-- Start Dataset excerpts --

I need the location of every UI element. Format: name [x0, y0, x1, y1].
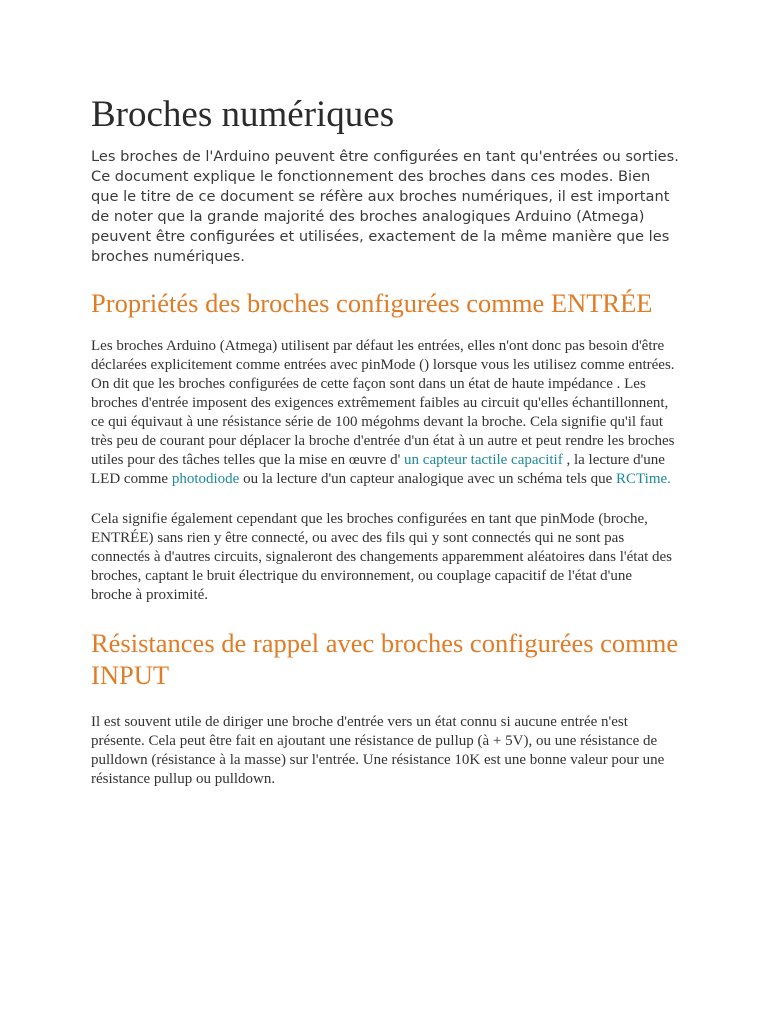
link-capteur-tactile-capacitif[interactable]: un capteur tactile capacitif	[404, 452, 563, 468]
section-heading-rappel: Résistances de rappel avec broches configurées comme INPUT	[91, 628, 679, 690]
section1-paragraph-1-text-c: ou la lecture d'un capteur analogique avec un schéma tels que	[243, 471, 613, 487]
section1-paragraph-1-text-a: Les broches Arduino (Atmega) utilisent par défaut les entrées, elles n'ont donc pas besoin d'être déclarées explicitement comme entrées avec pinMode () lorsque vous les utilisez comme entrées. On dit que les broches configurées de cette façon sont dans un état de haute impédance . Les broches d'entrée imposent des exigences extrêmement faibles au circuit qu'elles échantillonnent, ce qui équivaut à une résistance série de 100 mégohms devant la broche. Cela signifie qu'il faut très peu de courant pour déplacer la broche d'entrée d'un état à un autre et peut rendre les broches utiles pour des tâches telles que la mise en œuvre d'	[91, 338, 675, 468]
link-photodiode[interactable]: photodiode	[171, 471, 240, 487]
section1-paragraph-1	[91, 337, 676, 489]
intro-paragraph: Les broches de l'Arduino peuvent être configurées en tant qu'entrées ou sorties. Ce document explique le fonctionnement des broches dans ces modes. Bien que le titre de ce document se réfère aux broches numériques, il est important de noter que la grande majorité des broches analogiques Arduino (Atmega) peuvent être configurées et utilisées, exactement de la même manière que les broches numériques.	[91, 148, 679, 265]
page-title: Broches numériques	[91, 94, 395, 135]
link-rctime[interactable]: RCTime.	[616, 471, 671, 487]
section1-paragraph-2: Cela signifie également cependant que les broches configurées en tant que pinMode (broche, ENTRÉE) sans rien y être connecté, ou avec des fils qui y sont connectés qui ne sont pas connectés à d'autres circuits, signaleront des changements apparemment aléatoires dans l'état des broches, captant le bruit électrique du environnement, ou couplage capacitif de l'état d'une broche à proximité.	[91, 511, 673, 603]
section1-paragraph-1-text-b: , la lecture d'une LED comme	[91, 452, 665, 487]
section2-paragraph-1: Il est souvent utile de diriger une broche d'entrée vers un état connu si aucune entrée n'est présente. Cela peut être fait en ajoutant une résistance de pullup (à + 5V), ou une résistance de pulldown (résistance à la masse) sur l'entrée. Une résistance 10K est une bonne valeur pour une résistance pullup ou pulldown.	[91, 714, 665, 787]
document-page	[91, 92, 691, 789]
section-heading-entree: Propriétés des broches configurées comme ENTRÉE	[91, 288, 653, 318]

-- End Dataset excerpts --

Can you print every line of the entries above without changing anything, but leave out the pictures?

* _Solution to the exercise_
I need the location of every UI element. Format: name [x0, y0, x1, y1].
link-capteur-tactile-capacitif[interactable]: un capteur tactile capacitif	[404, 452, 563, 468]
section-heading-rappel: Résistances de rappel avec broches configurées comme INPUT	[91, 628, 679, 690]
section1-paragraph-1-text-c: ou la lecture d'un capteur analogique avec un schéma tels que	[243, 471, 613, 487]
section1-paragraph-1-text-a: Les broches Arduino (Atmega) utilisent par défaut les entrées, elles n'ont donc pas besoin d'être déclarées explicitement comme entrées avec pinMode () lorsque vous les utilisez comme entrées. On dit que les broches configurées de cette façon sont dans un état de haute impédance . Les broches d'entrée imposent des exigences extrêmement faibles au circuit qu'elles échantillonnent, ce qui équivaut à une résistance série de 100 mégohms devant la broche. Cela signifie qu'il faut très peu de courant pour déplacer la broche d'entrée d'un état à un autre et peut rendre les broches utiles pour des tâches telles que la mise en œuvre d'	[91, 338, 675, 468]
link-photodiode[interactable]: photodiode	[171, 471, 240, 487]
section1-paragraph-1	[91, 337, 676, 489]
intro-paragraph: Les broches de l'Arduino peuvent être configurées en tant qu'entrées ou sorties. Ce document explique le fonctionnement des broches dans ces modes. Bien que le titre de ce document se réfère aux broches numériques, il est important de noter que la grande majorité des broches analogiques Arduino (Atmega) peuvent être configurées et utilisées, exactement de la même manière que les broches numériques.	[91, 148, 679, 265]
page-title: Broches numériques	[91, 94, 395, 135]
link-rctime[interactable]: RCTime.	[616, 471, 671, 487]
section1-paragraph-2: Cela signifie également cependant que les broches configurées en tant que pinMode (broche, ENTRÉE) sans rien y être connecté, ou avec des fils qui y sont connectés qui ne sont pas connectés à d'autres circuits, signaleront des changements apparemment aléatoires dans l'état des broches, captant le bruit électrique du environnement, ou couplage capacitif de l'état d'une broche à proximité.	[91, 511, 673, 603]
section1-paragraph-1-text-b: , la lecture d'une LED comme	[91, 452, 665, 487]
section2-paragraph-1: Il est souvent utile de diriger une broche d'entrée vers un état connu si aucune entrée n'est présente. Cela peut être fait en ajoutant une résistance de pullup (à + 5V), ou une résistance de pulldown (résistance à la masse) sur l'entrée. Une résistance 10K est une bonne valeur pour une résistance pullup ou pulldown.	[91, 714, 665, 787]
document-page	[91, 92, 691, 789]
section-heading-entree: Propriétés des broches configurées comme ENTRÉE	[91, 288, 653, 318]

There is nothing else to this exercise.